(Data items)

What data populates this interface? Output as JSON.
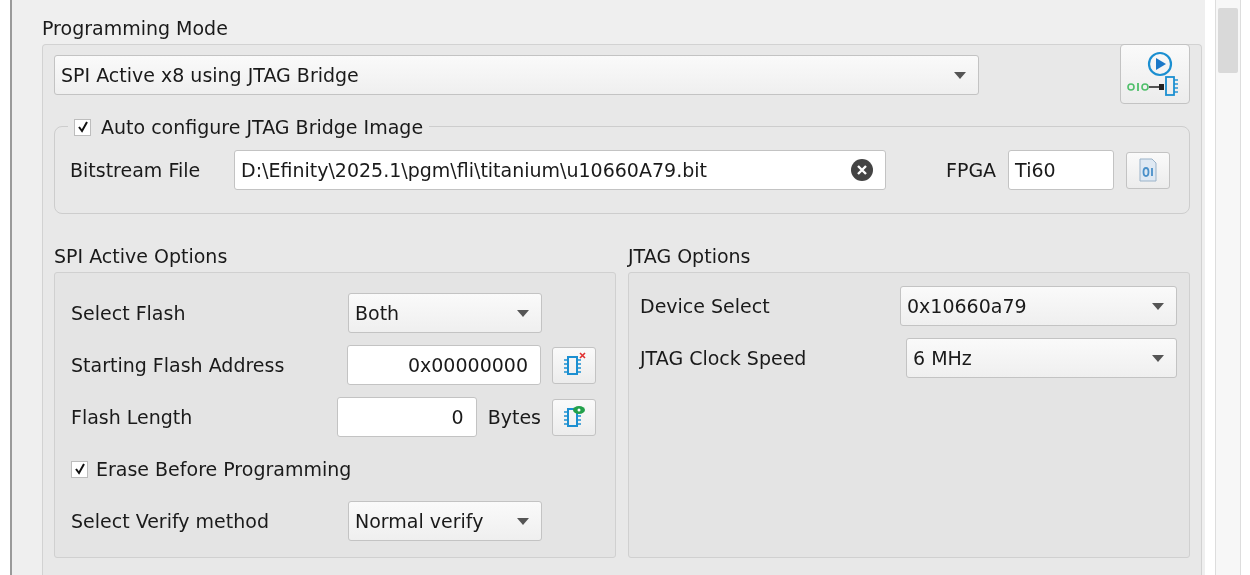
{
  "programming_mode": {
    "title": "Programming Mode",
    "mode": "SPI Active x8 using JTAG Bridge"
  },
  "auto_configure": {
    "label": "Auto configure JTAG Bridge Image",
    "checked": true,
    "bitstream_label": "Bitstream File",
    "bitstream_value": "D:\\Efinity\\2025.1\\pgm\\fli\\titanium\\u10660A79.bit",
    "fpga_label": "FPGA",
    "fpga_value": "Ti60"
  },
  "spi_options": {
    "title": "SPI Active Options",
    "rows": [
      {
        "kind": "select",
        "label": "Select Flash",
        "value": "Both"
      },
      {
        "kind": "address",
        "label": "Starting Flash Address",
        "value": "0x00000000"
      },
      {
        "kind": "length",
        "label": "Flash Length",
        "value": "0",
        "unit": "Bytes"
      },
      {
        "kind": "checkbox",
        "label": "Erase Before Programming",
        "checked": true
      },
      {
        "kind": "select",
        "label": "Select Verify method",
        "value": "Normal verify"
      }
    ]
  },
  "jtag_options": {
    "title": "JTAG Options",
    "rows": [
      {
        "kind": "select",
        "label": "Device Select",
        "value": "0x10660a79"
      },
      {
        "kind": "select",
        "label": "JTAG Clock Speed",
        "value": "6 MHz"
      }
    ]
  }
}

== WHAT TO DO ==
Go through the material above and print all of it exactly, except the pictures.

== RESULT OF THIS EXERCISE ==
What data populates this interface? Output as JSON.
{
  "programming_mode": {
    "title": "Programming Mode",
    "mode": "SPI Active x8 using JTAG Bridge"
  },
  "auto_configure": {
    "label": "Auto configure JTAG Bridge Image",
    "checked": true,
    "bitstream_label": "Bitstream File",
    "bitstream_value": "D:\\Efinity\\2025.1\\pgm\\fli\\titanium\\u10660A79.bit",
    "fpga_label": "FPGA",
    "fpga_value": "Ti60"
  },
  "spi_options": {
    "title": "SPI Active Options",
    "rows": [
      {
        "kind": "select",
        "label": "Select Flash",
        "value": "Both"
      },
      {
        "kind": "address",
        "label": "Starting Flash Address",
        "value": "0x00000000"
      },
      {
        "kind": "length",
        "label": "Flash Length",
        "value": "0",
        "unit": "Bytes"
      },
      {
        "kind": "checkbox",
        "label": "Erase Before Programming",
        "checked": true
      },
      {
        "kind": "select",
        "label": "Select Verify method",
        "value": "Normal verify"
      }
    ]
  },
  "jtag_options": {
    "title": "JTAG Options",
    "rows": [
      {
        "kind": "select",
        "label": "Device Select",
        "value": "0x10660a79"
      },
      {
        "kind": "select",
        "label": "JTAG Clock Speed",
        "value": "6 MHz"
      }
    ]
  }
}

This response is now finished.